AIM OF THE EXERCISE: Retype, word for word, the line containing "Output the text content of this document." and every line after it to the end. Skip pictures.

RECORDS SHOWN:
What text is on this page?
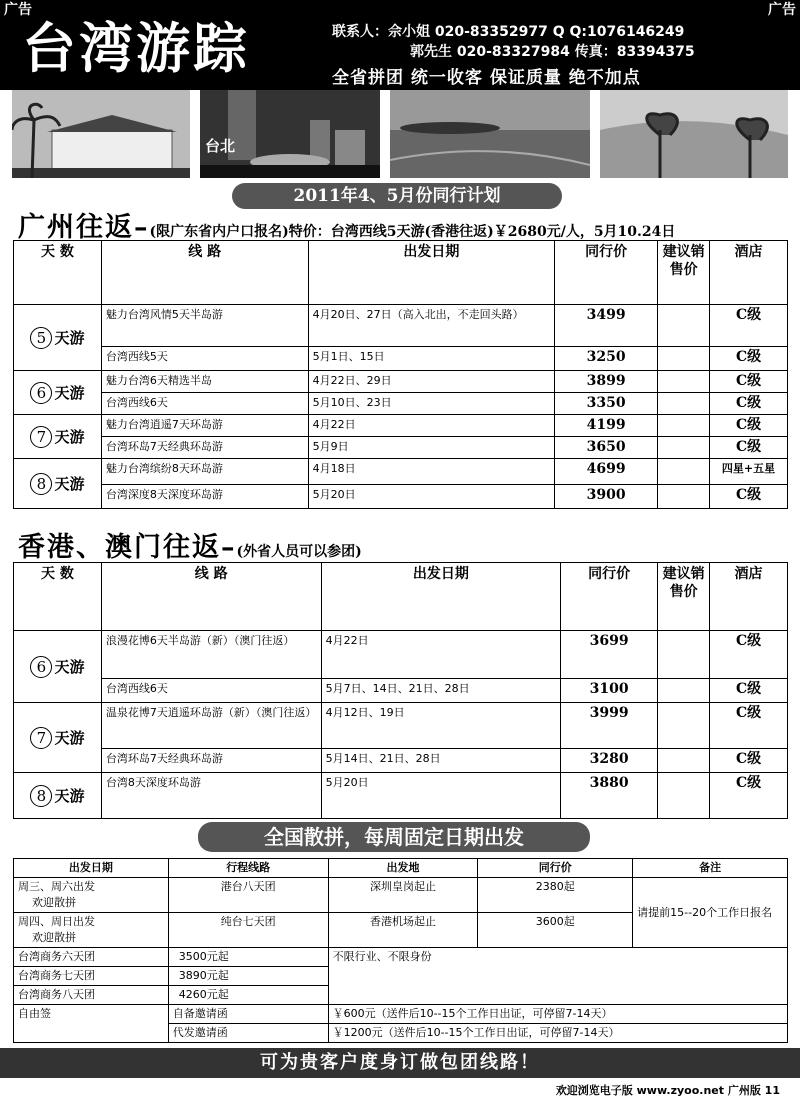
广告	广告
台湾游踪	联系人：佘小姐 020-83352977 Q Q:1076146249
郭先生 020-83327984 传真：83394375
全省拼团 统一收客 保证质量 绝不加点
台北
2011年4、5月份同行计划
广州往返–(限广东省内户口报名)特价：台湾西线5天游(香港往返)￥2680元/人，5月10.24日
天 数	线 路	出发日期	同行价	建议销售价	酒店
5 天游	魅力台湾风情5天半岛游	4月20日、27日（高入北出，不走回头路）	3499		C级
	台湾西线5天	5月1日、15日	3250		C级
6 天游	魅力台湾6天精选半岛	4月22日、29日	3899		C级
	台湾西线6天	5月10日、23日	3350		C级
7 天游	魅力台湾逍遥7天环岛游	4月22日	4199		C级
	台湾环岛7天经典环岛游	5月9日	3650		C级
8 天游	魅力台湾缤纷8天环岛游	4月18日	4699		四星+五星
	台湾深度8天深度环岛游	5月20日	3900		C级
香港、澳门往返–(外省人员可以参团)
天 数	线 路	出发日期	同行价	建议销售价	酒店
6 天游	浪漫花博6天半岛游（新）（澳门往返）	4月22日	3699		C级
	台湾西线6天	5月7日、14日、21日、28日	3100		C级
7 天游	温泉花博7天逍遥环岛游（新）（澳门往返）	4月12日、19日	3999		C级
	台湾环岛7天经典环岛游	5月14日、21日、28日	3280		C级
8 天游	台湾8天深度环岛游	5月20日	3880		C级
全国散拼，每周固定日期出发
出发日期	行程线路	出发地	同行价	备注

周三、周六出发
欢迎散拼	港台八天团	深圳皇岗起止	2380起	请提前15--20个工作日报名

周四、周日出发
欢迎散拼	纯台七天团	香港机场起止	3600起	
台湾商务六天团	3500元起	不限行业、不限身份		
台湾商务七天团	3890元起			
台湾商务八天团	4260元起			
自由签	自备邀请函	￥600元（送件后10--15个工作日出证，可停留7-14天）		
	代发邀请函	￥1200元（送件后10--15个工作日出证，可停留7-14天）		
可为贵客户度身订做包团线路！
欢迎浏览电子版 www.zyoo.net 广州版 11
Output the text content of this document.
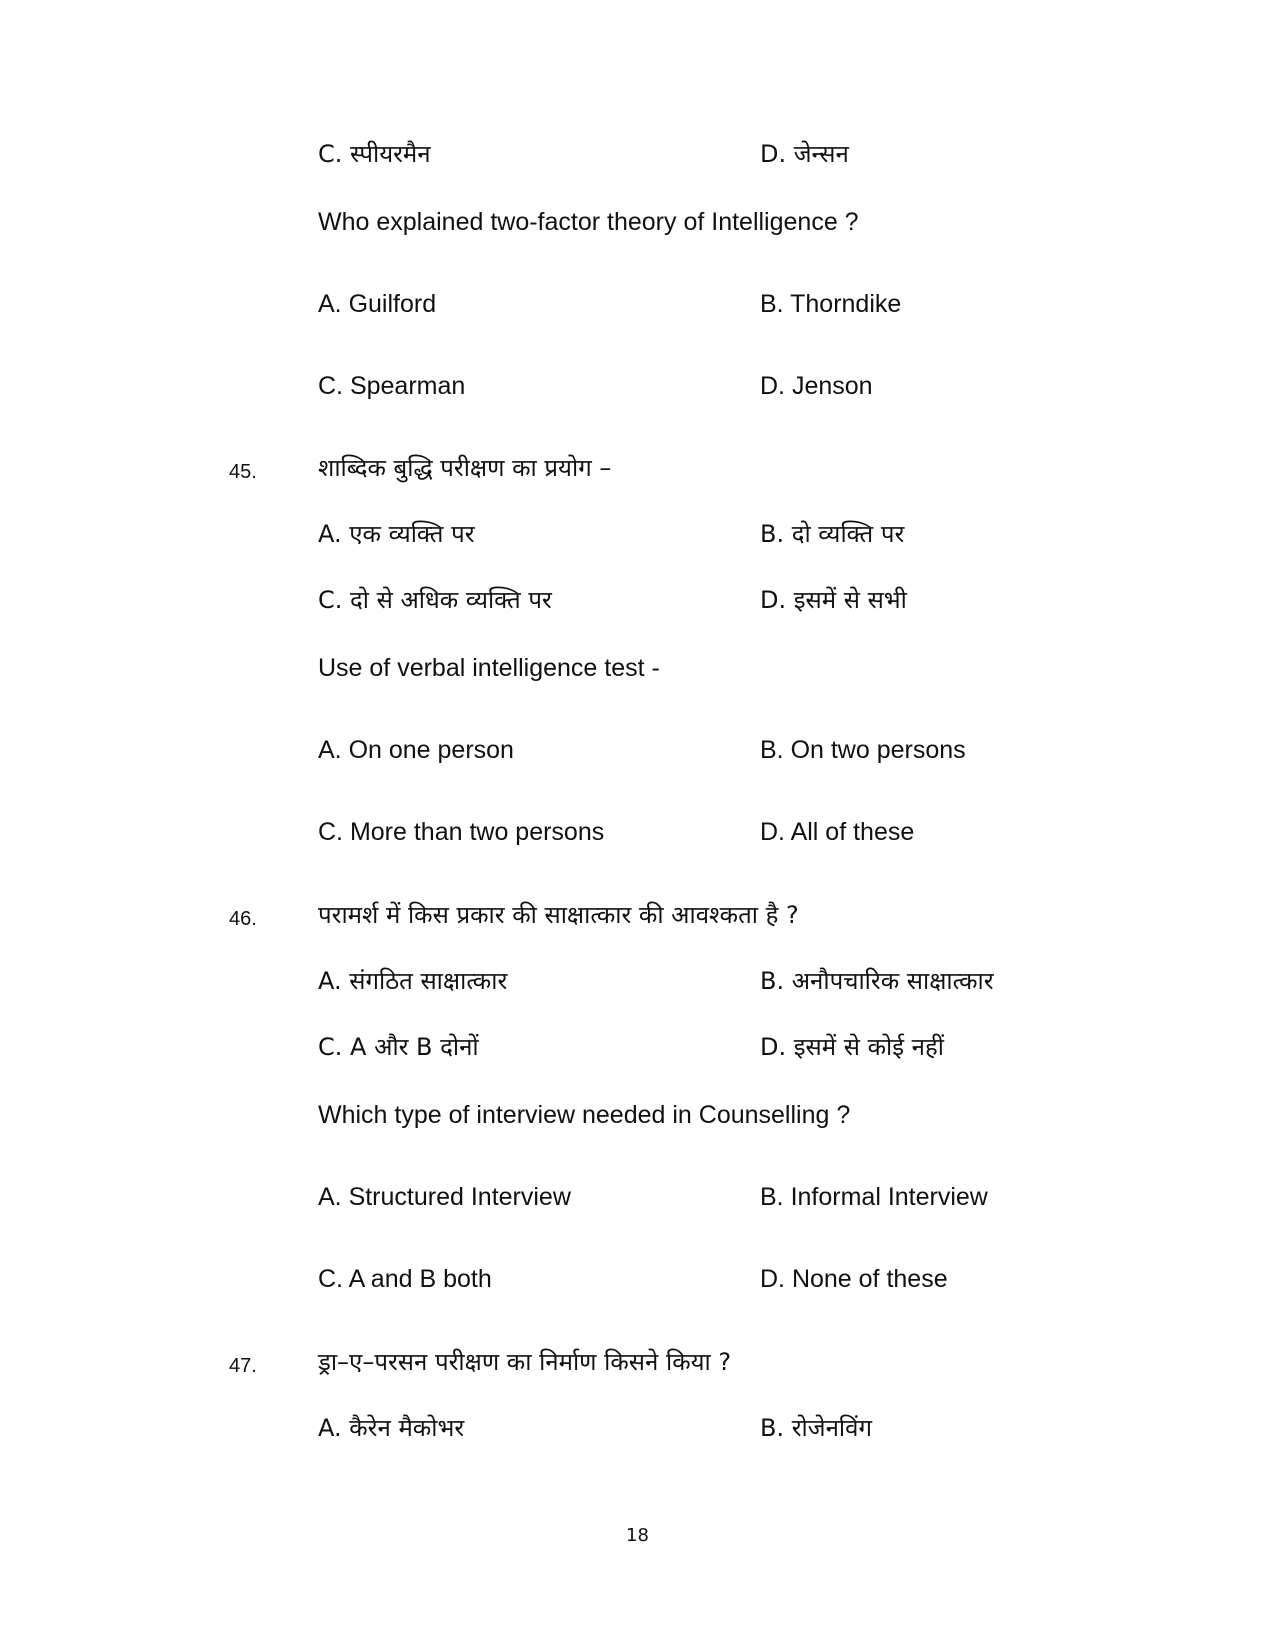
C. स्पीयरमैन	D. जेन्सन
Who explained two-factor theory of Intelligence ?
A. Guilford	B. Thorndike
C. Spearman	D. Jenson
45.	शाब्दिक बुद्धि परीक्षण का प्रयोग –
A. एक व्यक्ति पर	B. दो व्यक्ति पर
C. दो से अधिक व्यक्ति पर	D. इसमें से सभी
Use of verbal intelligence test -
A. On one person	B. On two persons
C. More than two persons	D. All of these
46.	परामर्श में किस प्रकार की साक्षात्कार की आवश्कता है ?
A. संगठित साक्षात्कार	B. अनौपचारिक साक्षात्कार
C. A और B दोनों	D. इसमें से कोई नहीं
Which type of interview needed in Counselling ?
A. Structured Interview	B. Informal Interview
C. A and B both	D. None of these
47.	ड्रा–ए–परसन परीक्षण का निर्माण किसने किया ?
A. कैरेन मैकोभर	B. रोजेनविंग
18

TASK RESULT:
Output the text content of this document.
C. स्पीयरमैन	D. जेन्सन
Who explained two-factor theory of Intelligence ?
A. Guilford	B. Thorndike
C. Spearman	D. Jenson
45.	शाब्दिक बुद्धि परीक्षण का प्रयोग –
A. एक व्यक्ति पर	B. दो व्यक्ति पर
C. दो से अधिक व्यक्ति पर	D. इसमें से सभी
Use of verbal intelligence test -
A. On one person	B. On two persons
C. More than two persons	D. All of these
46.	परामर्श में किस प्रकार की साक्षात्कार की आवश्कता है ?
A. संगठित साक्षात्कार	B. अनौपचारिक साक्षात्कार
C. A और B दोनों	D. इसमें से कोई नहीं
Which type of interview needed in Counselling ?
A. Structured Interview	B. Informal Interview
C. A and B both	D. None of these
47.	ड्रा–ए–परसन परीक्षण का निर्माण किसने किया ?
A. कैरेन मैकोभर	B. रोजेनविंग
18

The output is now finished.